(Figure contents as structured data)
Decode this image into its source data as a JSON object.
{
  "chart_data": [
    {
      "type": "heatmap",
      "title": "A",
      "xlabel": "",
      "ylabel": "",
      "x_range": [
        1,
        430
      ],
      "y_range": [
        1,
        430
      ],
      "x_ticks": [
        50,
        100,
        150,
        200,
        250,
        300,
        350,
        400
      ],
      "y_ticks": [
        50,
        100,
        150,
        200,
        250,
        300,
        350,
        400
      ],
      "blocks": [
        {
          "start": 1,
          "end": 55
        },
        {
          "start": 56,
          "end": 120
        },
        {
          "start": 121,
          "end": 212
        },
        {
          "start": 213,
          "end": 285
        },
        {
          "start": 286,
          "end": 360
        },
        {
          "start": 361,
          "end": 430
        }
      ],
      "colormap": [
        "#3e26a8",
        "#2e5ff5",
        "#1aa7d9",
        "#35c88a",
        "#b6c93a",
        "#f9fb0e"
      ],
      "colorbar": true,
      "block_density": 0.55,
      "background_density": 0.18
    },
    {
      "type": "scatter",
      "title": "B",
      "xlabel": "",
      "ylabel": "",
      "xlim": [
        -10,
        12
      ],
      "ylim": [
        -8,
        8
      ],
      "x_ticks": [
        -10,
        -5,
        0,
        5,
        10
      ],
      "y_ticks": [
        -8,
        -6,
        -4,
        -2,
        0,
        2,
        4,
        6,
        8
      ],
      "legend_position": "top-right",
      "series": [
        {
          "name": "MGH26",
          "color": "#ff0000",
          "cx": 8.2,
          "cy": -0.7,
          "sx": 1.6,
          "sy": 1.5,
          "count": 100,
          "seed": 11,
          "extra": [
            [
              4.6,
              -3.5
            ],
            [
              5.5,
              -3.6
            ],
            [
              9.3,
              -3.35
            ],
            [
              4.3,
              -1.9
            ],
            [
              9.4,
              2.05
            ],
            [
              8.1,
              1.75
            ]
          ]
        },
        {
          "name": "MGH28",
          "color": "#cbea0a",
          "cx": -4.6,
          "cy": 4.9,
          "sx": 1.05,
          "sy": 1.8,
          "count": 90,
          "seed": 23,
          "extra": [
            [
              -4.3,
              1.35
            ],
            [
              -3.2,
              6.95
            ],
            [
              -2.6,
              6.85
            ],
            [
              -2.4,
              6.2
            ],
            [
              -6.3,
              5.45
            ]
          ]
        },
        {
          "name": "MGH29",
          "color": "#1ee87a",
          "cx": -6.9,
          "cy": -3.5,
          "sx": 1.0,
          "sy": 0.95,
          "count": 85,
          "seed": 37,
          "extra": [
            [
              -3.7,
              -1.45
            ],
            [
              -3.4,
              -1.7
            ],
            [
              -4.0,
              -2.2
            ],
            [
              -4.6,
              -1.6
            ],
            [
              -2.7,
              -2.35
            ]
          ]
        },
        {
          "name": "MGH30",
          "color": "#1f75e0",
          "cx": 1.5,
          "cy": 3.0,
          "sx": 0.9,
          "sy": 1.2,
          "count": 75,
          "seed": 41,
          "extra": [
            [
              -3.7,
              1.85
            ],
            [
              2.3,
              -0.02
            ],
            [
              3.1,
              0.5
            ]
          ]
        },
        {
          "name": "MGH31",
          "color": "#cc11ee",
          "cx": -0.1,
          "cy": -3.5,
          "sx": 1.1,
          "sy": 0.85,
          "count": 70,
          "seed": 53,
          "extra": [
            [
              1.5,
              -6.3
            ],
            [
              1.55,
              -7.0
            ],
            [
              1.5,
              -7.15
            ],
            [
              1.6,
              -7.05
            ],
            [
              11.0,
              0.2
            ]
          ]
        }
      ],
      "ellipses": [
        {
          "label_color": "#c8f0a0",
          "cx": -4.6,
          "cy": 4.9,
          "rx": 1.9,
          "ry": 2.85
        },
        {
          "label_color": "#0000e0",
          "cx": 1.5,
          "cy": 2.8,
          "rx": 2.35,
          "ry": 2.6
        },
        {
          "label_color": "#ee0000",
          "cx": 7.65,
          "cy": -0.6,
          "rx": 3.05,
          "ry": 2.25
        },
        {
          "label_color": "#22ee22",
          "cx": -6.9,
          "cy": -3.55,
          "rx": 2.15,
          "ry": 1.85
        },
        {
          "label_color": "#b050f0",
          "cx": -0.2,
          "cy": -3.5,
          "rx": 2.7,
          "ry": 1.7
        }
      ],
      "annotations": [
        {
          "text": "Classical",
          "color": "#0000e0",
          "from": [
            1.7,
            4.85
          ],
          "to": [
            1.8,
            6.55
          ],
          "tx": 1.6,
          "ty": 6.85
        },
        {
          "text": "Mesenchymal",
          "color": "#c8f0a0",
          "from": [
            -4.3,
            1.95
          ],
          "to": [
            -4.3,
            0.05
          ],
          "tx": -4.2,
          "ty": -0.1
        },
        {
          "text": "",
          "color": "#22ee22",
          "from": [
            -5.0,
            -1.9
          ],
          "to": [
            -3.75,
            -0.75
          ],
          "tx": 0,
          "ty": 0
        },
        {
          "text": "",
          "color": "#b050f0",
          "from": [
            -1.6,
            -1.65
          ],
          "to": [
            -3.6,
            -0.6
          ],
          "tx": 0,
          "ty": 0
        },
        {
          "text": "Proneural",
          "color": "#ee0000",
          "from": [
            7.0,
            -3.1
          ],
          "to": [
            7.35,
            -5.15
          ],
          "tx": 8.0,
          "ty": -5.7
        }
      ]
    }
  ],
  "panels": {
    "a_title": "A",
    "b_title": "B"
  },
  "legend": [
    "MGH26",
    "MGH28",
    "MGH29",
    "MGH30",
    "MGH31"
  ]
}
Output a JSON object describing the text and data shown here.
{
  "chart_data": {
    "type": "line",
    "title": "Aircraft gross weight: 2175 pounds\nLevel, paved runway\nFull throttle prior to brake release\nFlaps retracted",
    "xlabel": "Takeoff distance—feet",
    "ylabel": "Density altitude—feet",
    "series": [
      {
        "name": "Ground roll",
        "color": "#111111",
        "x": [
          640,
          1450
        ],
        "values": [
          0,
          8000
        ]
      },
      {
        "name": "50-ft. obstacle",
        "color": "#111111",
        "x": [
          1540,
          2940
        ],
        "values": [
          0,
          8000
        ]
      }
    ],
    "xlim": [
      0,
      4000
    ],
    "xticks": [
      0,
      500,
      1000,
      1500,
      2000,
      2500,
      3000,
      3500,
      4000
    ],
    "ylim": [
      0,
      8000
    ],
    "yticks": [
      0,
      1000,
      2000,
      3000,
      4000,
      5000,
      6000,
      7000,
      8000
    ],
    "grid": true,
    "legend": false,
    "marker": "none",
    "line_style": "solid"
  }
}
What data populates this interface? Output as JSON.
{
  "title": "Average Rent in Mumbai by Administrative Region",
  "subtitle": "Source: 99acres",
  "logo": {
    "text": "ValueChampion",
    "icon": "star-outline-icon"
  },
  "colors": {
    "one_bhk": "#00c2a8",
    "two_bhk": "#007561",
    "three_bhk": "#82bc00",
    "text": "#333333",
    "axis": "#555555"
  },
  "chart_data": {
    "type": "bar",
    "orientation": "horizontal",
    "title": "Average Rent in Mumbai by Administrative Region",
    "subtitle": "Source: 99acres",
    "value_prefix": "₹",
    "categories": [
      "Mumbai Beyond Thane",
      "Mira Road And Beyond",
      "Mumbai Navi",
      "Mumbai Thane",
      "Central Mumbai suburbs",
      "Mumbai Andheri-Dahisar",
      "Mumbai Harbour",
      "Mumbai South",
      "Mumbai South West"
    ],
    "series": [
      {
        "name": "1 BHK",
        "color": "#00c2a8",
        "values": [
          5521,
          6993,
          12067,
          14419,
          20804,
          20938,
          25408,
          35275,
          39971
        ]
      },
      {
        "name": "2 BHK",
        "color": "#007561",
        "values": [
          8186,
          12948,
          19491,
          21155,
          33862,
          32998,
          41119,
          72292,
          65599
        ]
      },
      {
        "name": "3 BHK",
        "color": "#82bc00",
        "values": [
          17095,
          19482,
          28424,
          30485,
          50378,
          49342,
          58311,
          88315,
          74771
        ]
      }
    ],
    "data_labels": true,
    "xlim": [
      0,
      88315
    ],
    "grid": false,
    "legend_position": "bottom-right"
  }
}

Written problem:
Pull every line containing "type" from the material above.

Final result:
      "type": "heatmap",
      "type": "scatter",
    "type": "line",
    "type": "bar",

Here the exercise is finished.